WHAT TO PRODUCE: Reproduce each line of the listing exactly.

------------------------------------

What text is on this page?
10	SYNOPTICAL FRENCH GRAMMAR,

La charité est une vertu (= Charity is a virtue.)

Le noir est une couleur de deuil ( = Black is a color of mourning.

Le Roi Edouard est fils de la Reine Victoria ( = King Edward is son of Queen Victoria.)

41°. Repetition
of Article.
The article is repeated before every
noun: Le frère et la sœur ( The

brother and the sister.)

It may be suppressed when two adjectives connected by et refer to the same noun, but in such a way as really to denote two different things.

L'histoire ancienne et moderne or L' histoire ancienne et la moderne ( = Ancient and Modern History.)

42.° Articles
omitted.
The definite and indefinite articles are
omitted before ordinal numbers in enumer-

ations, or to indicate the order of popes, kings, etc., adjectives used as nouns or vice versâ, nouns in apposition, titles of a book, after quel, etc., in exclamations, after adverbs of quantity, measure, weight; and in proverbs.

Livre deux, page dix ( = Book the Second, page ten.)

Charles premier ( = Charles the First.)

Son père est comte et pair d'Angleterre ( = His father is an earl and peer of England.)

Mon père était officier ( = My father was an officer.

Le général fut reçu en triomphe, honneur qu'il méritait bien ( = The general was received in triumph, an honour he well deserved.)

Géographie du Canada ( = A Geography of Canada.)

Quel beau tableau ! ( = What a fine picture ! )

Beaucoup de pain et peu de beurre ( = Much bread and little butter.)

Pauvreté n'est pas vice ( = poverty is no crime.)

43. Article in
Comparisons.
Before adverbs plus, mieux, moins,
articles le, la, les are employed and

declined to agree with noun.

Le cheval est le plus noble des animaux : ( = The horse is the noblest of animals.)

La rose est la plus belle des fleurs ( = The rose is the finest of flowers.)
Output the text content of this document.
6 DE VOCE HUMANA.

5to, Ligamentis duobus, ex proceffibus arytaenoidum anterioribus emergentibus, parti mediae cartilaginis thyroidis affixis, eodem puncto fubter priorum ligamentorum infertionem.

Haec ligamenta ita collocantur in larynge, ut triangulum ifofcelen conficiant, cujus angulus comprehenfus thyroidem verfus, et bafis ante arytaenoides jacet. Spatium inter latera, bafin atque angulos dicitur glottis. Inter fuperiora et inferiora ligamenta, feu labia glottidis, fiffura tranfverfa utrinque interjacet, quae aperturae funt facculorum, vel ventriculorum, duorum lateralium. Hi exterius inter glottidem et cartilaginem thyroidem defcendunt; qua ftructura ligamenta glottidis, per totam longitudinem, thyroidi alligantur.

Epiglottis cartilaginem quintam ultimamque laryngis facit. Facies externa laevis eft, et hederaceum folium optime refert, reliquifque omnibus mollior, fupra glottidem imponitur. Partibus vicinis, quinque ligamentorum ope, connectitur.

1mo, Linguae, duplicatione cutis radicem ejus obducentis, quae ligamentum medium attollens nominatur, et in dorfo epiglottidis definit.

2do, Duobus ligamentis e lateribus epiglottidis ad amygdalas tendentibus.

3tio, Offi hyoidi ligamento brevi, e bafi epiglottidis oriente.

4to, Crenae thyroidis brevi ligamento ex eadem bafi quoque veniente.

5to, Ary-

------------------------------------

PROBLEM SOLUTION:
What text is on this page?
10	SYNOPTICAL FRENCH GRAMMAR,

La charité est une vertu (= Charity is a virtue.)

Le noir est une couleur de deuil ( = Black is a color of mourning.

Le Roi Edouard est fils de la Reine Victoria ( = King Edward is son of Queen Victoria.)

41°. Repetition
of Article.
The article is repeated before every
noun: Le frère et la sœur ( The

brother and the sister.)

It may be suppressed when two adjectives connected by et refer to the same noun, but in such a way as really to denote two different things.

L'histoire ancienne et moderne or L' histoire ancienne et la moderne ( = Ancient and Modern History.)

42.° Articles
omitted.
The definite and indefinite articles are
omitted before ordinal numbers in enumer-

ations, or to indicate the order of popes, kings, etc., adjectives used as nouns or vice versâ, nouns in apposition, titles of a book, after quel, etc., in exclamations, after adverbs of quantity, measure, weight; and in proverbs.

Livre deux, page dix ( = Book the Second, page ten.)

Charles premier ( = Charles the First.)

Son père est comte et pair d'Angleterre ( = His father is an earl and peer of England.)

Mon père était officier ( = My father was an officer.

Le général fut reçu en triomphe, honneur qu'il méritait bien ( = The general was received in triumph, an honour he well deserved.)

Géographie du Canada ( = A Geography of Canada.)

Quel beau tableau ! ( = What a fine picture ! )

Beaucoup de pain et peu de beurre ( = Much bread and little butter.)

Pauvreté n'est pas vice ( = poverty is no crime.)

43. Article in
Comparisons.
Before adverbs plus, mieux, moins,
articles le, la, les are employed and

declined to agree with noun.

Le cheval est le plus noble des animaux : ( = The horse is the noblest of animals.)

La rose est la plus belle des fleurs ( = The rose is the finest of flowers.)
Output the text content of this document.
6 DE VOCE HUMANA.

5to, Ligamentis duobus, ex proceffibus arytaenoidum anterioribus emergentibus, parti mediae cartilaginis thyroidis affixis, eodem puncto fubter priorum ligamentorum infertionem.

Haec ligamenta ita collocantur in larynge, ut triangulum ifofcelen conficiant, cujus angulus comprehenfus thyroidem verfus, et bafis ante arytaenoides jacet. Spatium inter latera, bafin atque angulos dicitur glottis. Inter fuperiora et inferiora ligamenta, feu labia glottidis, fiffura tranfverfa utrinque interjacet, quae aperturae funt facculorum, vel ventriculorum, duorum lateralium. Hi exterius inter glottidem et cartilaginem thyroidem defcendunt; qua ftructura ligamenta glottidis, per totam longitudinem, thyroidi alligantur.

Epiglottis cartilaginem quintam ultimamque laryngis facit. Facies externa laevis eft, et hederaceum folium optime refert, reliquifque omnibus mollior, fupra glottidem imponitur. Partibus vicinis, quinque ligamentorum ope, connectitur.

1mo, Linguae, duplicatione cutis radicem ejus obducentis, quae ligamentum medium attollens nominatur, et in dorfo epiglottidis definit.

2do, Duobus ligamentis e lateribus epiglottidis ad amygdalas tendentibus.

3tio, Offi hyoidi ligamento brevi, e bafi epiglottidis oriente.

4to, Crenae thyroidis brevi ligamento ex eadem bafi quoque veniente.

5to, Ary-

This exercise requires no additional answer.